TASK REQUIREMENTS: Copy each line that contains the string "演示动画".

RECORDS TO USE:
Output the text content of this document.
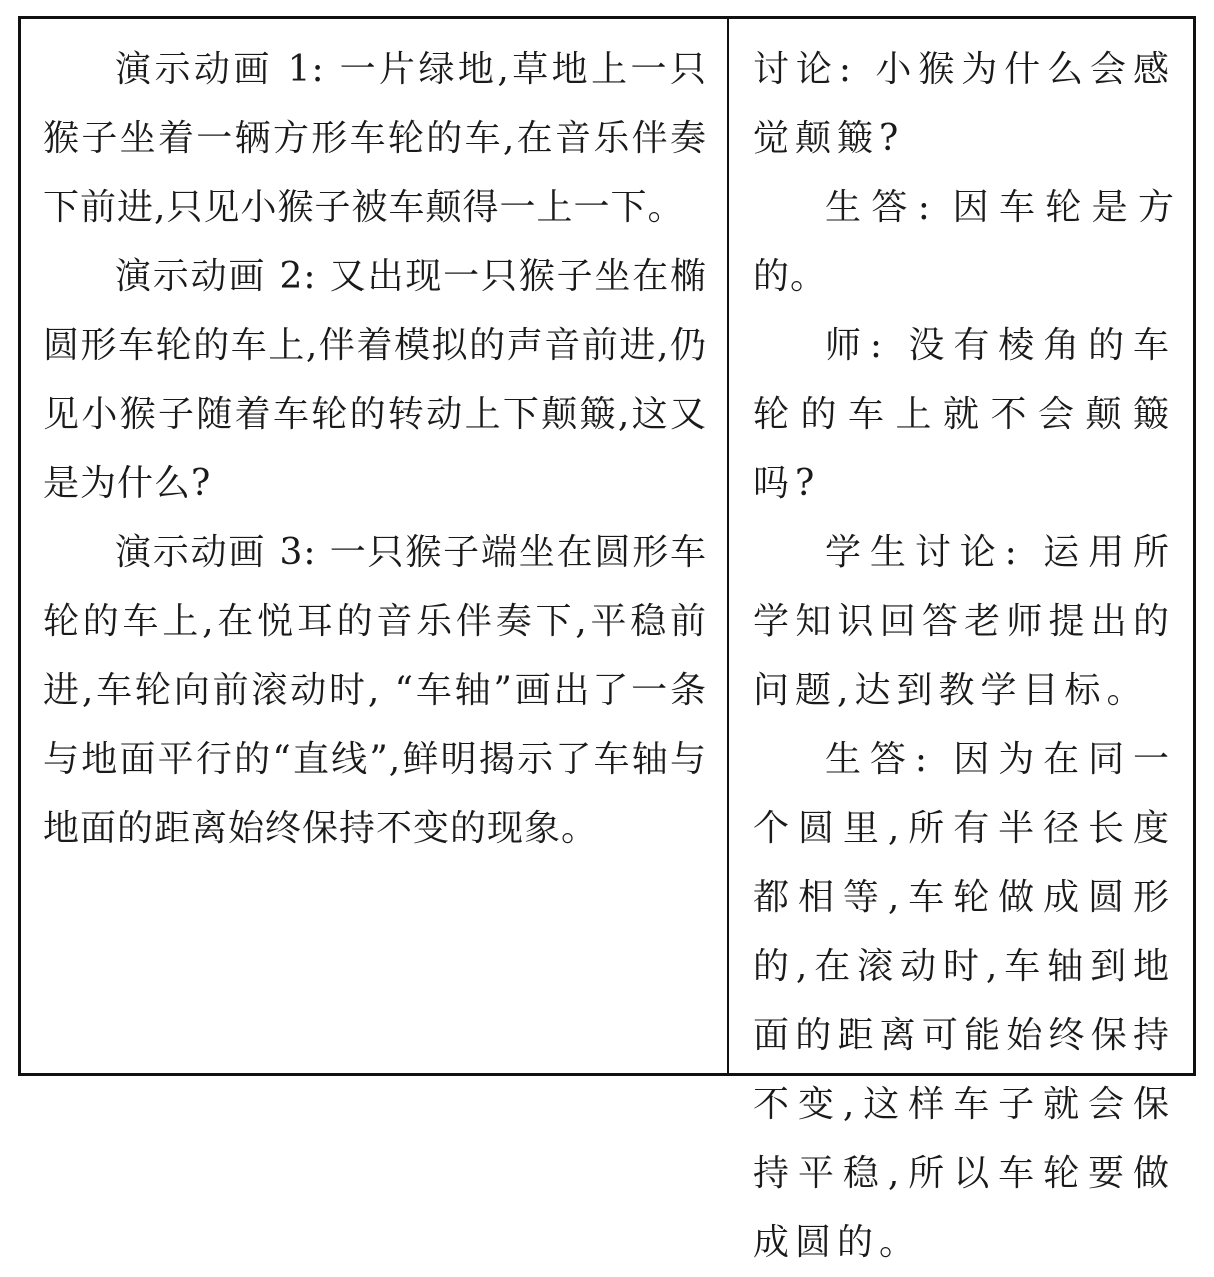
演示动画 1: 一片绿地,草地上一只猴子坐着一辆方形车轮的车,在音乐伴奏下前进,只见小猴子被车颠得一上一下。

演示动画 2: 又出现一只猴子坐在椭圆形车轮的车上,伴着模拟的声音前进,仍见小猴子随着车轮的转动上下颠簸,这又是为什么?

演示动画 3: 一只猴子端坐在圆形车轮的车上,在悦耳的音乐伴奏下,平稳前进,车轮向前滚动时, “车轴”画出了一条与地面平行的“直线”,鲜明揭示了车轴与地面的距离始终保持不变的现象。

讨论: 小猴为什么会感觉颠簸?

生答: 因车轮是方的。

师: 没有棱角的车轮的车上就不会颠簸吗?

学生讨论: 运用所学知识回答老师提出的问题,达到教学目标。

生答: 因为在同一个圆里,所有半径长度都相等,车轮做成圆形的,在滚动时,车轴到地面的距离可能始终保持不变,这样车子就会保持平稳,所以车轮要做成圆的。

FINISHED EXERCISE:
演示动画 1: 一片绿地,草地上一只猴子坐着一辆方形车轮的车,在音乐伴奏下前进,只见小猴子被车颠得一上一下。
演示动画 2: 又出现一只猴子坐在椭圆形车轮的车上,伴着模拟的声音前进,仍见小猴子随着车轮的转动上下颠簸,这又是为什么?
演示动画 3: 一只猴子端坐在圆形车轮的车上,在悦耳的音乐伴奏下,平稳前进,车轮向前滚动时, “车轴”画出了一条与地面平行的“直线”,鲜明揭示了车轴与地面的距离始终保持不变的现象。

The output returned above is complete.